→ Written exercise
The records that follow must be reproduced in full, exactly as written.

→ Supplied material
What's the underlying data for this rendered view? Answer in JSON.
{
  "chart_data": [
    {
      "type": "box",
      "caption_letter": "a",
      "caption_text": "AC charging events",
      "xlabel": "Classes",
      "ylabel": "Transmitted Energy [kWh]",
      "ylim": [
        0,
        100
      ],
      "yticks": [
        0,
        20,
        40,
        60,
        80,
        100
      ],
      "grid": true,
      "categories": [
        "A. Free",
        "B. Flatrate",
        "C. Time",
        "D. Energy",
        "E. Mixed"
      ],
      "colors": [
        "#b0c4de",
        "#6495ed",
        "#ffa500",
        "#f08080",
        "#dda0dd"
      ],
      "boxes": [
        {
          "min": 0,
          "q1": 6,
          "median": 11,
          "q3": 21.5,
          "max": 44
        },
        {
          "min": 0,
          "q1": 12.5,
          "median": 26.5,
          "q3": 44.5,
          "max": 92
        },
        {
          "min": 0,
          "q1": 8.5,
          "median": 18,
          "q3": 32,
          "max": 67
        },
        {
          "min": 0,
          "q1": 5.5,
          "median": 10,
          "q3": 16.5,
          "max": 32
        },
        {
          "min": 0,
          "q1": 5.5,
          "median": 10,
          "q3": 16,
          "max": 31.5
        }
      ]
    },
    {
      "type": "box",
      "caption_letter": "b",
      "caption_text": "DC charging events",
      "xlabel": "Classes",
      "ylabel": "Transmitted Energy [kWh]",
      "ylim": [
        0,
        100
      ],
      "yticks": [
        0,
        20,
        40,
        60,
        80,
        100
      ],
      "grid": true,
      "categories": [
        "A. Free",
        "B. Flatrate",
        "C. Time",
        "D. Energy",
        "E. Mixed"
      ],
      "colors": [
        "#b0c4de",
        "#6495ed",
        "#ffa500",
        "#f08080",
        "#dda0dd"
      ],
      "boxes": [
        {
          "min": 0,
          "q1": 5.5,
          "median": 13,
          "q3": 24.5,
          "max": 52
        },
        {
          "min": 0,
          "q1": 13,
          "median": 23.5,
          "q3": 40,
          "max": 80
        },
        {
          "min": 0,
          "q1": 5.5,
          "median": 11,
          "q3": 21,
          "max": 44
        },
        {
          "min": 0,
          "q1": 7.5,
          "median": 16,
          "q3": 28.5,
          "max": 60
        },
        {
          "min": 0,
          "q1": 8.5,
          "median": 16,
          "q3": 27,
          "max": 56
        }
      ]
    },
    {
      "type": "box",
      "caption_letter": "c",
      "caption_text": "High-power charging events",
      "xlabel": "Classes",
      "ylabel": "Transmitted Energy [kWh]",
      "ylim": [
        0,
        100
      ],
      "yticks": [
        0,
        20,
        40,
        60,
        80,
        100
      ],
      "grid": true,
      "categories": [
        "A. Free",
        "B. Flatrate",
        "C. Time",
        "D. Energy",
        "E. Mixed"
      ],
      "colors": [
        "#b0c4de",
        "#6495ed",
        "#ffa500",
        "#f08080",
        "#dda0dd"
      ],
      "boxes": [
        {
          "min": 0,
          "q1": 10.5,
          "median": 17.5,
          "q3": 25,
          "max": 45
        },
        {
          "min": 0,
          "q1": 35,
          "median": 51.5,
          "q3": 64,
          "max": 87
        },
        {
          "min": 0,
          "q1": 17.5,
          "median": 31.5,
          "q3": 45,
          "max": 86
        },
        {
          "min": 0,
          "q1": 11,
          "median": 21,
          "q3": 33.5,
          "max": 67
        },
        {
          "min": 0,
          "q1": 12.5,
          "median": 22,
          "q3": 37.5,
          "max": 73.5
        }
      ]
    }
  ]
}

→ The completed task
What's the underlying data for this rendered view? Answer in JSON.
{
  "chart_data": [
    {
      "type": "box",
      "caption_letter": "a",
      "caption_text": "AC charging events",
      "xlabel": "Classes",
      "ylabel": "Transmitted Energy [kWh]",
      "ylim": [
        0,
        100
      ],
      "yticks": [
        0,
        20,
        40,
        60,
        80,
        100
      ],
      "grid": true,
      "categories": [
        "A. Free",
        "B. Flatrate",
        "C. Time",
        "D. Energy",
        "E. Mixed"
      ],
      "colors": [
        "#b0c4de",
        "#6495ed",
        "#ffa500",
        "#f08080",
        "#dda0dd"
      ],
      "boxes": [
        {
          "min": 0,
          "q1": 6,
          "median": 11,
          "q3": 21.5,
          "max": 44
        },
        {
          "min": 0,
          "q1": 12.5,
          "median": 26.5,
          "q3": 44.5,
          "max": 92
        },
        {
          "min": 0,
          "q1": 8.5,
          "median": 18,
          "q3": 32,
          "max": 67
        },
        {
          "min": 0,
          "q1": 5.5,
          "median": 10,
          "q3": 16.5,
          "max": 32
        },
        {
          "min": 0,
          "q1": 5.5,
          "median": 10,
          "q3": 16,
          "max": 31.5
        }
      ]
    },
    {
      "type": "box",
      "caption_letter": "b",
      "caption_text": "DC charging events",
      "xlabel": "Classes",
      "ylabel": "Transmitted Energy [kWh]",
      "ylim": [
        0,
        100
      ],
      "yticks": [
        0,
        20,
        40,
        60,
        80,
        100
      ],
      "grid": true,
      "categories": [
        "A. Free",
        "B. Flatrate",
        "C. Time",
        "D. Energy",
        "E. Mixed"
      ],
      "colors": [
        "#b0c4de",
        "#6495ed",
        "#ffa500",
        "#f08080",
        "#dda0dd"
      ],
      "boxes": [
        {
          "min": 0,
          "q1": 5.5,
          "median": 13,
          "q3": 24.5,
          "max": 52
        },
        {
          "min": 0,
          "q1": 13,
          "median": 23.5,
          "q3": 40,
          "max": 80
        },
        {
          "min": 0,
          "q1": 5.5,
          "median": 11,
          "q3": 21,
          "max": 44
        },
        {
          "min": 0,
          "q1": 7.5,
          "median": 16,
          "q3": 28.5,
          "max": 60
        },
        {
          "min": 0,
          "q1": 8.5,
          "median": 16,
          "q3": 27,
          "max": 56
        }
      ]
    },
    {
      "type": "box",
      "caption_letter": "c",
      "caption_text": "High-power charging events",
      "xlabel": "Classes",
      "ylabel": "Transmitted Energy [kWh]",
      "ylim": [
        0,
        100
      ],
      "yticks": [
        0,
        20,
        40,
        60,
        80,
        100
      ],
      "grid": true,
      "categories": [
        "A. Free",
        "B. Flatrate",
        "C. Time",
        "D. Energy",
        "E. Mixed"
      ],
      "colors": [
        "#b0c4de",
        "#6495ed",
        "#ffa500",
        "#f08080",
        "#dda0dd"
      ],
      "boxes": [
        {
          "min": 0,
          "q1": 10.5,
          "median": 17.5,
          "q3": 25,
          "max": 45
        },
        {
          "min": 0,
          "q1": 35,
          "median": 51.5,
          "q3": 64,
          "max": 87
        },
        {
          "min": 0,
          "q1": 17.5,
          "median": 31.5,
          "q3": 45,
          "max": 86
        },
        {
          "min": 0,
          "q1": 11,
          "median": 21,
          "q3": 33.5,
          "max": 67
        },
        {
          "min": 0,
          "q1": 12.5,
          "median": 22,
          "q3": 37.5,
          "max": 73.5
        }
      ]
    }
  ]
}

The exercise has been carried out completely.